=== Page excerpt ===
·····

= Carhenge =

Sculpture in Nebraska made from motor cars

Carhenge is a replica of England's Stonehenge located near the city of Alliance, Nebraska, in the High Plains region of the United States. Instead of being built with large standing stones, as is the case with the original Stonehenge, Carhenge is formed from vintage American automobiles, all covered with gray spray paint. Built by Jim Reinders, it was dedicated at the June 1987 summer solstice. In 2006, a visitor center was constructed to serve the site. Carhenge was featured in Pixar's Cars franchise spinoff webseries Cars on the Road.

==Structure==

Carhenge and Stonehenge

Carhenge consists of 39 automobiles arranged in a circle measuring about 96 ft in diameter. Some are held upright in pits 5 ft deep, trunk end down, and arches have been formed by welding automobiles atop the supporting models. The heelstone is a 1962 Cadillac. Three cars were buried at Carhenge with a sign stating: "Here lie three bones of foreign cars. They served our purpose while Detroit slept. Now Detroit is awake and America's great!"

·····

=== To do ===
According to the Carhenge text, which automobile serves as the heelstone?

·····

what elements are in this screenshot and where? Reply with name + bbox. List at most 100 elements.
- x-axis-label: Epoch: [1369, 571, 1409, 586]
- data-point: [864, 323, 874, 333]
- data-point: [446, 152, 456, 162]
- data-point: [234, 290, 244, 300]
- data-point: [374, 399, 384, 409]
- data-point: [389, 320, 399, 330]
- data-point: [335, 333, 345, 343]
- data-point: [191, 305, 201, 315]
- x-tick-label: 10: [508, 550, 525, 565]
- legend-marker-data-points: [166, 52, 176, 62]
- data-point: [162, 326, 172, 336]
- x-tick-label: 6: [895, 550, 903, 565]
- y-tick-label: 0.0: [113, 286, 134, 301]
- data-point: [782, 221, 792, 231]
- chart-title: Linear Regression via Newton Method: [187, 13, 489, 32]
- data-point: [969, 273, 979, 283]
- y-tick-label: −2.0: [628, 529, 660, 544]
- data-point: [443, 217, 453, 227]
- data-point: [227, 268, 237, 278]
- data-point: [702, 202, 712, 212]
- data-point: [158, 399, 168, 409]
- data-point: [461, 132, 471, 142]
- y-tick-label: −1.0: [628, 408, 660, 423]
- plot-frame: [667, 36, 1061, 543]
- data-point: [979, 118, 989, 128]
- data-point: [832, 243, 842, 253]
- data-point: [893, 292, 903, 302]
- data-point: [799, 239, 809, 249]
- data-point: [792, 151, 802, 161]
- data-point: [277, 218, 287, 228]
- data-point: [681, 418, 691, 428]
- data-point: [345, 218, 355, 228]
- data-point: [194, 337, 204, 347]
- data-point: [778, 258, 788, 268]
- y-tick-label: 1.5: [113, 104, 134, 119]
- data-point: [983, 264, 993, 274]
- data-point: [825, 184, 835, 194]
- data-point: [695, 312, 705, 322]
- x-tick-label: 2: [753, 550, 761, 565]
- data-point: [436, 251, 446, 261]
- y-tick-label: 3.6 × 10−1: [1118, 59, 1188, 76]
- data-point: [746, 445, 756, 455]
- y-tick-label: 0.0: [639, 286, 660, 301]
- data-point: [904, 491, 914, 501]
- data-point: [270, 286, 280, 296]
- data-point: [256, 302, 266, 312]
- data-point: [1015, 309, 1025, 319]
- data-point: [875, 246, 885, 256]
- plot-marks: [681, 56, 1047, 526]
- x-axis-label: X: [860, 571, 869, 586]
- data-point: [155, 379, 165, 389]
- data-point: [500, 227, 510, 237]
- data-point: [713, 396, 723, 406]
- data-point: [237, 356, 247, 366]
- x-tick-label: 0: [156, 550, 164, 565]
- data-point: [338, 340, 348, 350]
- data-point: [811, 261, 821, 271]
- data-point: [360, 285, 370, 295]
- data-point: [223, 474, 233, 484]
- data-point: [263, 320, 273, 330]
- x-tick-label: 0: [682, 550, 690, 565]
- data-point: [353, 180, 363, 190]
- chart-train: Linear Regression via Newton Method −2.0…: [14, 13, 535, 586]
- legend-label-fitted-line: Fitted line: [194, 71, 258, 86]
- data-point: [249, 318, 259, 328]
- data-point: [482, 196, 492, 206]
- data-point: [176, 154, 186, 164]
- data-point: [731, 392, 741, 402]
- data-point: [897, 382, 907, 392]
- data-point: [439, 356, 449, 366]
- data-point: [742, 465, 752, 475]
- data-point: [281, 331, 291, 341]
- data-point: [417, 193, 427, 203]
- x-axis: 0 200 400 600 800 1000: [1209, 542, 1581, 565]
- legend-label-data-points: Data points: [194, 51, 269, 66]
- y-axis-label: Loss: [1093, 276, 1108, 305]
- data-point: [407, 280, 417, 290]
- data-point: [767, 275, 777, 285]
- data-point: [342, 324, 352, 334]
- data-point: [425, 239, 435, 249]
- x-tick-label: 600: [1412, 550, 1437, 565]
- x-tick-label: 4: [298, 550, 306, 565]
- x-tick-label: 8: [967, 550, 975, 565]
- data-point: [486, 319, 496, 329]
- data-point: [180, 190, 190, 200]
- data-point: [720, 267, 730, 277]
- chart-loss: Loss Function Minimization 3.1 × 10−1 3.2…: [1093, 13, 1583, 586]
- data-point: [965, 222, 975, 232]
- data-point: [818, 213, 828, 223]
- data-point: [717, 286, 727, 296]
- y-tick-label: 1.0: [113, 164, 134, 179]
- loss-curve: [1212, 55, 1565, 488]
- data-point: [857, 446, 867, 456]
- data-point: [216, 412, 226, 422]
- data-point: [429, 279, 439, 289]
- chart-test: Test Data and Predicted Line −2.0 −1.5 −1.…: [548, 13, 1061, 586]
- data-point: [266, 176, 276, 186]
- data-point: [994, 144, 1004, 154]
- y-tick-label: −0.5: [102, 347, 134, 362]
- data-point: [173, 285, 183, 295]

·····

=== Result for this exercise ===
A 1962 Cadillac.